## START INFORMATION PROVIDED

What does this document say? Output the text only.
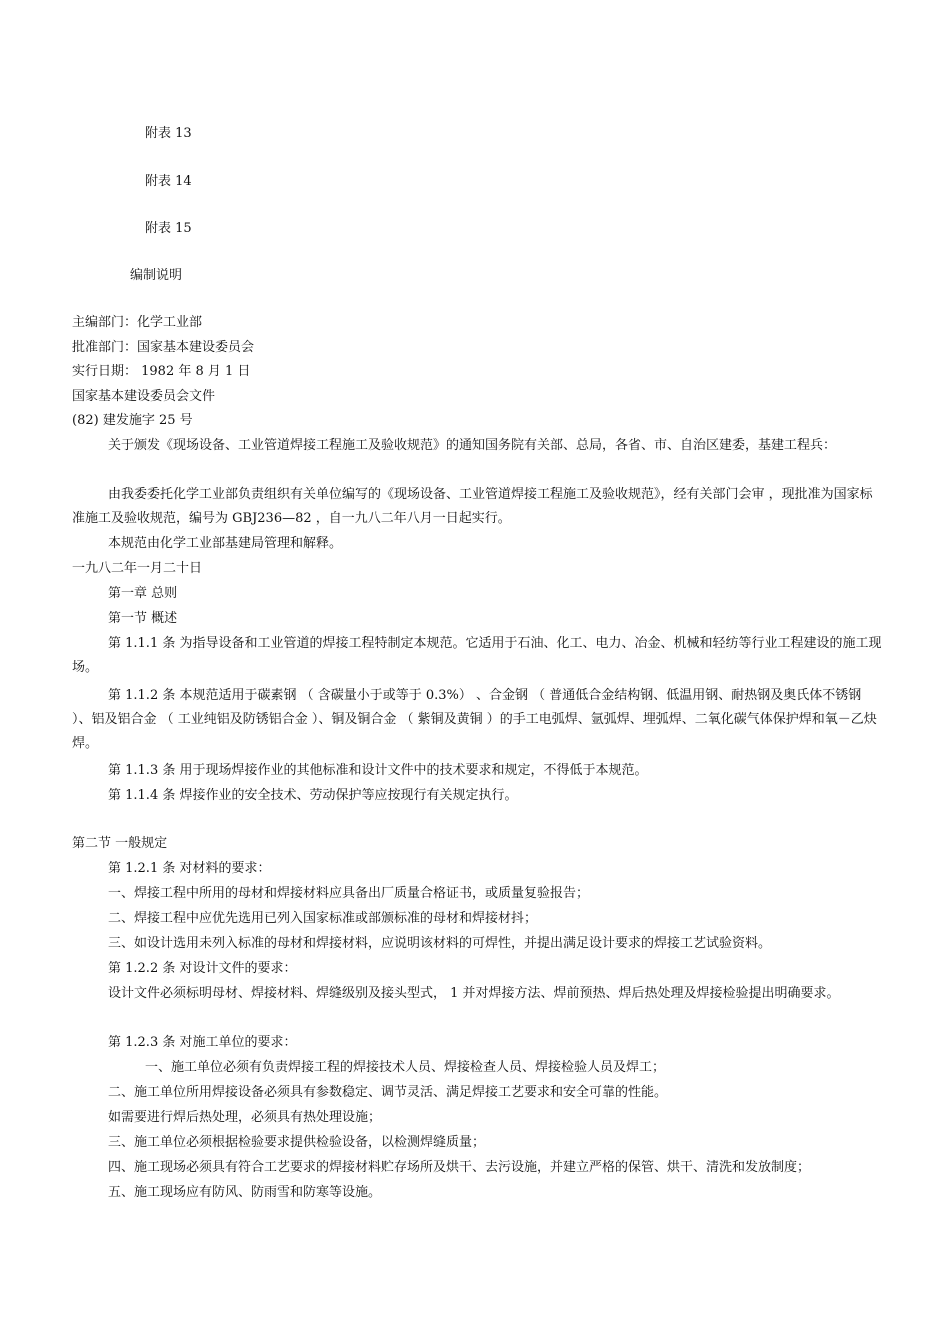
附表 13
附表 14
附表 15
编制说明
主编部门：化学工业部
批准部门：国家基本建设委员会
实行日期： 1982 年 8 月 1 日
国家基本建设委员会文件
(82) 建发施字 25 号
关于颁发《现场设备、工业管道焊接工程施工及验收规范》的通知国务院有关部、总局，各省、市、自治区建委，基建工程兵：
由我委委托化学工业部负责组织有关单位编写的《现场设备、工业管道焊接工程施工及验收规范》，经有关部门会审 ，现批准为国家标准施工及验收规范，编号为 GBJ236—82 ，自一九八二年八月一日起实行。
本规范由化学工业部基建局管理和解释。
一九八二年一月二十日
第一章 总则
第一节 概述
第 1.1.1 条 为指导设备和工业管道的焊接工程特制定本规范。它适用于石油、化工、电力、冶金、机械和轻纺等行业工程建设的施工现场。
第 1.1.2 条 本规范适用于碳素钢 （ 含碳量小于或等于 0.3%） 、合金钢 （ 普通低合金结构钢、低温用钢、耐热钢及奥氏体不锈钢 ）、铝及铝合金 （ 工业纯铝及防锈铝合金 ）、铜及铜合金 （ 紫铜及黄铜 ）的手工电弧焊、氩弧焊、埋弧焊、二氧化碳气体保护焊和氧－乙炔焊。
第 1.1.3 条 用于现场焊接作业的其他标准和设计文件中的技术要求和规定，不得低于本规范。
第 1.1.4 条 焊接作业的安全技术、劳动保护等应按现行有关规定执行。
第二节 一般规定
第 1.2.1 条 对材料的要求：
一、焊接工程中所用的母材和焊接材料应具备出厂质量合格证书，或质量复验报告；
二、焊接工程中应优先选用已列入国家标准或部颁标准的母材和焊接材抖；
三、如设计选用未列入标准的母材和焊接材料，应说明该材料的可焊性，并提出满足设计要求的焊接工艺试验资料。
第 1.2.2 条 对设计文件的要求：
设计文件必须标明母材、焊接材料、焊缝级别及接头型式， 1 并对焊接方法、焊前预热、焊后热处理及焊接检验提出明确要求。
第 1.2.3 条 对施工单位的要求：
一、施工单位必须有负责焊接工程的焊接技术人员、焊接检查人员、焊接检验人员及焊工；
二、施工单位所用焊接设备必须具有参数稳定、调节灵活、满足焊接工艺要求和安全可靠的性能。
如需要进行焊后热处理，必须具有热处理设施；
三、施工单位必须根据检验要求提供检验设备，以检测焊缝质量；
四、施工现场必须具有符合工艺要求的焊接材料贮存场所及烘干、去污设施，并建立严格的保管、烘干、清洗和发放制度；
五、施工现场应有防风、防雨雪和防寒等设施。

## END INFORMATION PROVIDED
## START INFORMATION PROVIDED

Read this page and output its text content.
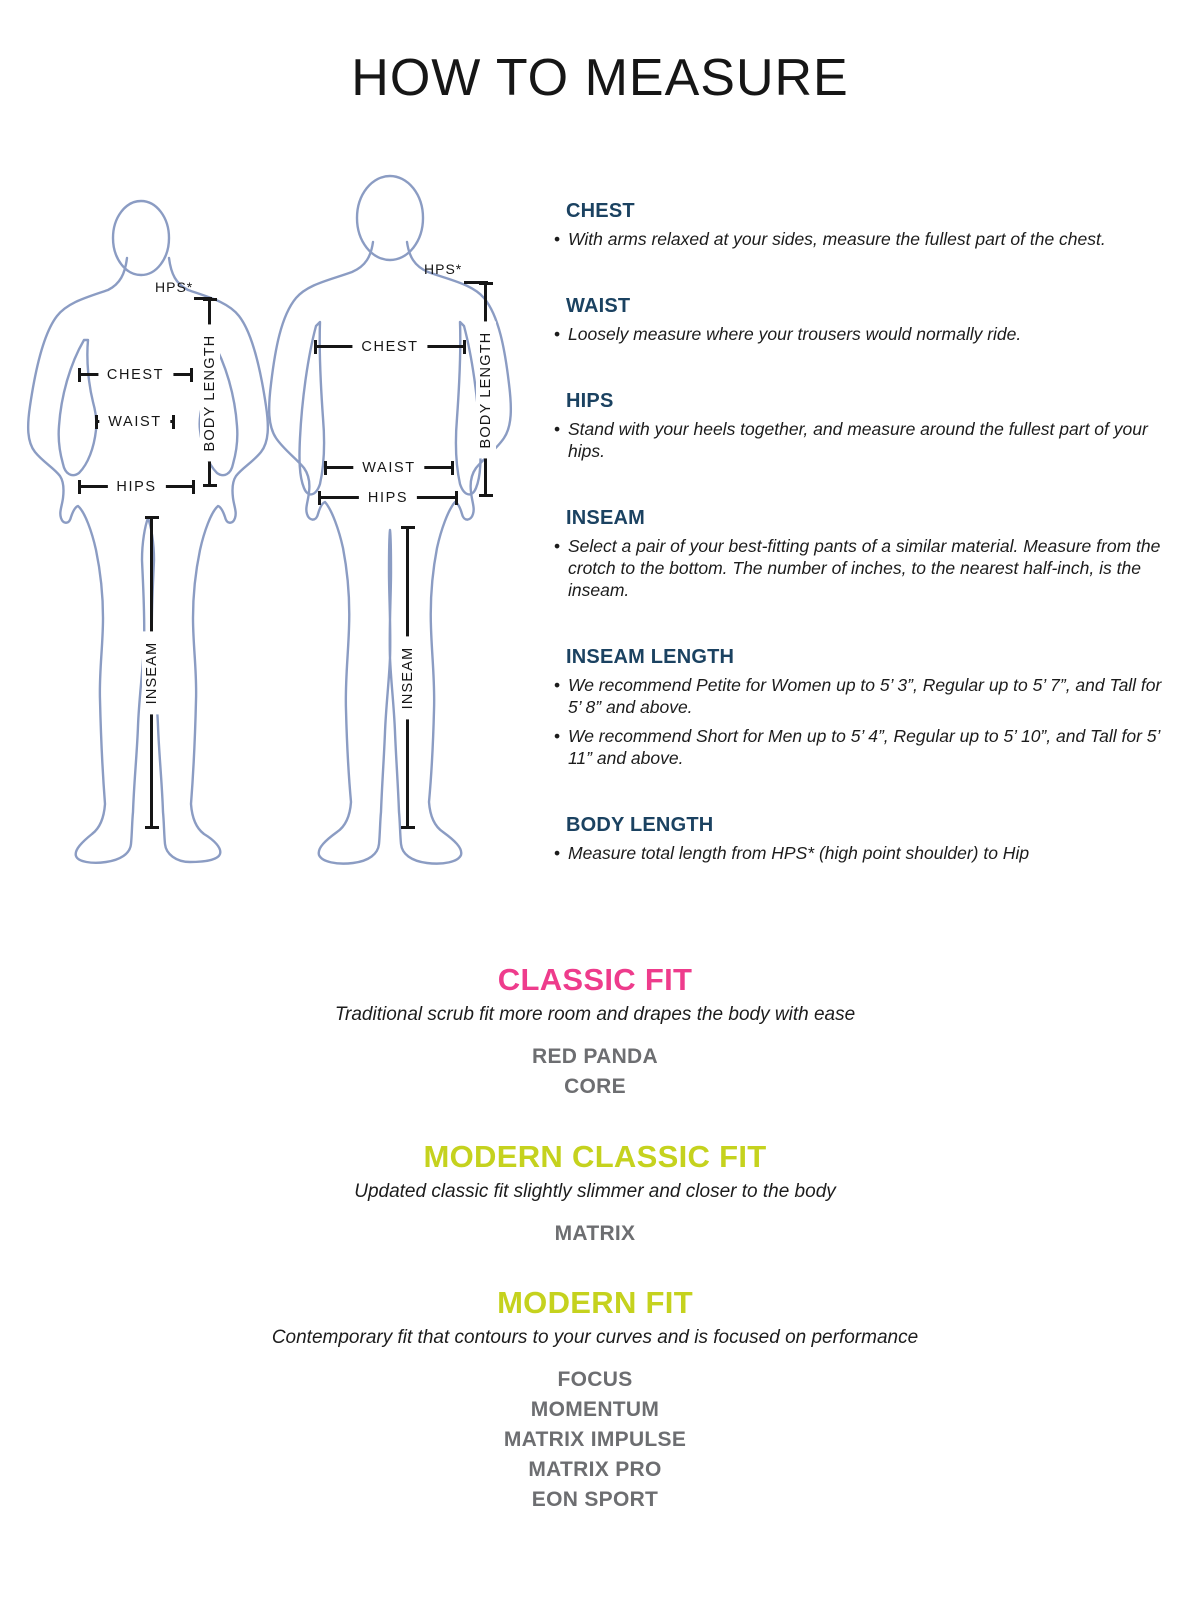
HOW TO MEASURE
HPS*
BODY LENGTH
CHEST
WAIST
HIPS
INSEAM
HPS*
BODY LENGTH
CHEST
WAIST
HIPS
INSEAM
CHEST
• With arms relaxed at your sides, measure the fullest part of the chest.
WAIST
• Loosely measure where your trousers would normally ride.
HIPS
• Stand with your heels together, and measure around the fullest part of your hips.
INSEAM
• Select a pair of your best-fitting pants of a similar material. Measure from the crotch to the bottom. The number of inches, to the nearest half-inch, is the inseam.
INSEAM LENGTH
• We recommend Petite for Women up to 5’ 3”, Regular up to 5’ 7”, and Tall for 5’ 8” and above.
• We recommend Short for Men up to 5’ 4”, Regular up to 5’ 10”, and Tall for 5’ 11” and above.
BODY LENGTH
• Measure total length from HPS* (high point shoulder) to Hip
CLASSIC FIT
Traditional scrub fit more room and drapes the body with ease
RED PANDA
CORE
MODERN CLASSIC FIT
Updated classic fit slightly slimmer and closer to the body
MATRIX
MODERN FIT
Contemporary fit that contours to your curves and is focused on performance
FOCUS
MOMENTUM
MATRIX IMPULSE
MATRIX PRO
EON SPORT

## END INFORMATION PROVIDED
## START INFORMATION PROVIDED

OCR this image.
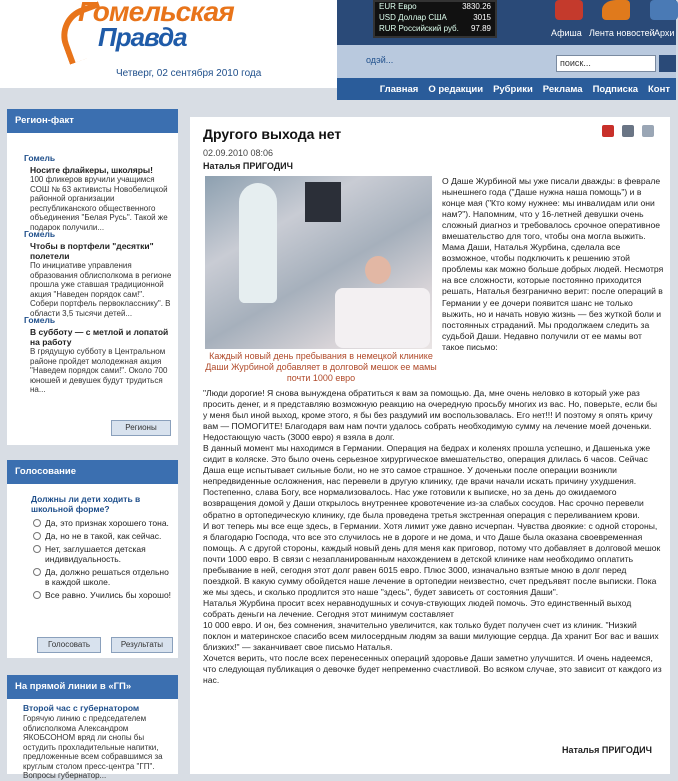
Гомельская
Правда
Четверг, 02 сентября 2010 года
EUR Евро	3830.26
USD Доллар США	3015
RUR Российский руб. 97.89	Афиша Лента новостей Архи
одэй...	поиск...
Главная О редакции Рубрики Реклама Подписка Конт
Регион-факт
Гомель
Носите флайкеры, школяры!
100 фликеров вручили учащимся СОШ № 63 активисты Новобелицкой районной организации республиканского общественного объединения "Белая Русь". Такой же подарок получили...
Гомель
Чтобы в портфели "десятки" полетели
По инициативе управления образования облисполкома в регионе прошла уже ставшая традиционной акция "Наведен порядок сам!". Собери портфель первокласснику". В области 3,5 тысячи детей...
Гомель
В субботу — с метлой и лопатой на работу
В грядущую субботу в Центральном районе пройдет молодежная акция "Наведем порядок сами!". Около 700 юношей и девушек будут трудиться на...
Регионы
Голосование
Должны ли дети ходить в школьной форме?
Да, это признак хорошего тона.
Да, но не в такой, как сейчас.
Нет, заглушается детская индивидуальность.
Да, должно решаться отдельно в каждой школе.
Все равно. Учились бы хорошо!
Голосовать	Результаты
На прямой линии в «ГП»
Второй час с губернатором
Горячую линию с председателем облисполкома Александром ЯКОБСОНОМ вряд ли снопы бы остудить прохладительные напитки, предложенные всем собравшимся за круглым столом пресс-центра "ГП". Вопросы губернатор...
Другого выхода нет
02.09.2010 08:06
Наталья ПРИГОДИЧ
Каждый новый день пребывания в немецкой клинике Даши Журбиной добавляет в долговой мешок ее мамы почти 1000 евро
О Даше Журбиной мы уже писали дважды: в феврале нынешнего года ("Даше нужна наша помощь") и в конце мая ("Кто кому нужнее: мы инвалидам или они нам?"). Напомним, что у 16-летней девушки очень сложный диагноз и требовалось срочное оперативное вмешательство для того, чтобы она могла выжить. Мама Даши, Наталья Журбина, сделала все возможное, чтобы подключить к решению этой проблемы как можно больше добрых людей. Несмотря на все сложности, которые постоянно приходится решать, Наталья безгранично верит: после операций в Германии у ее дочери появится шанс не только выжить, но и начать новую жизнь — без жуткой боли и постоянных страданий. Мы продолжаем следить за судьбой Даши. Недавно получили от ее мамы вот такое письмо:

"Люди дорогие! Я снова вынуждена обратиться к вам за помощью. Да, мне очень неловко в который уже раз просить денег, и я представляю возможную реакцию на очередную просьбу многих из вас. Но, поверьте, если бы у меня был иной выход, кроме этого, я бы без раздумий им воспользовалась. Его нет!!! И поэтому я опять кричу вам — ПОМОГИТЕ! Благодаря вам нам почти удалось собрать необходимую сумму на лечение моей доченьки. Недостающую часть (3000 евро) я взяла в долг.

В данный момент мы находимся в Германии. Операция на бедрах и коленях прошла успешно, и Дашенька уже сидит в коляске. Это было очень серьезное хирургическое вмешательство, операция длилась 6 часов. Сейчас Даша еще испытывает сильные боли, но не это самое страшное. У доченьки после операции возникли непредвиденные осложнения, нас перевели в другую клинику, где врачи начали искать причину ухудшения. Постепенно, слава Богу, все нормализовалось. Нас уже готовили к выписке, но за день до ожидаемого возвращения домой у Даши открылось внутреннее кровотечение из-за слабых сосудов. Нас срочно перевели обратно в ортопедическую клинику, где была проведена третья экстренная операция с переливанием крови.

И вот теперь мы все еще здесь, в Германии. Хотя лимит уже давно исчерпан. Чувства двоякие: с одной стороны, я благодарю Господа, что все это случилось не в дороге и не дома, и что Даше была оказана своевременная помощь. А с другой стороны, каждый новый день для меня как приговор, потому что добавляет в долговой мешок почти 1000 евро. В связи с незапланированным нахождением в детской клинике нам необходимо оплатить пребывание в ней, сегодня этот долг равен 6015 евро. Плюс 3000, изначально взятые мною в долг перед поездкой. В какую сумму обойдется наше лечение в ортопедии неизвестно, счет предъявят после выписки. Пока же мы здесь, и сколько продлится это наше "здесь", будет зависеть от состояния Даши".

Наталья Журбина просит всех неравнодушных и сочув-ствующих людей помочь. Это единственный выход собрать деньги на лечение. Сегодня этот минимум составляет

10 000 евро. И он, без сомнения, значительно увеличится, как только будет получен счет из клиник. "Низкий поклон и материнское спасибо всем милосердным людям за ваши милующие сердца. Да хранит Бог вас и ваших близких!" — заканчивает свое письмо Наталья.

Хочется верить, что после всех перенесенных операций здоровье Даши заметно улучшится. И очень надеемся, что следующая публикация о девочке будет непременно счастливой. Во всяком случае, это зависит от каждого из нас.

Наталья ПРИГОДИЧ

## END INFORMATION PROVIDED

» WHAT THE EXERCISE ASKS
Search the data for "your" and list every line in which it occurs.

» FINISHED EXERCISE
• With arms relaxed at your sides, measure the fullest part of the chest.
• Loosely measure where your trousers would normally ride.
• Stand with your heels together, and measure around the fullest part of your hips.
• Select a pair of your best-fitting pants of a similar material. Measure from the crotch to the bottom. The number of inches, to the nearest half-inch, is the inseam.
Contemporary fit that contours to your curves and is focused on performance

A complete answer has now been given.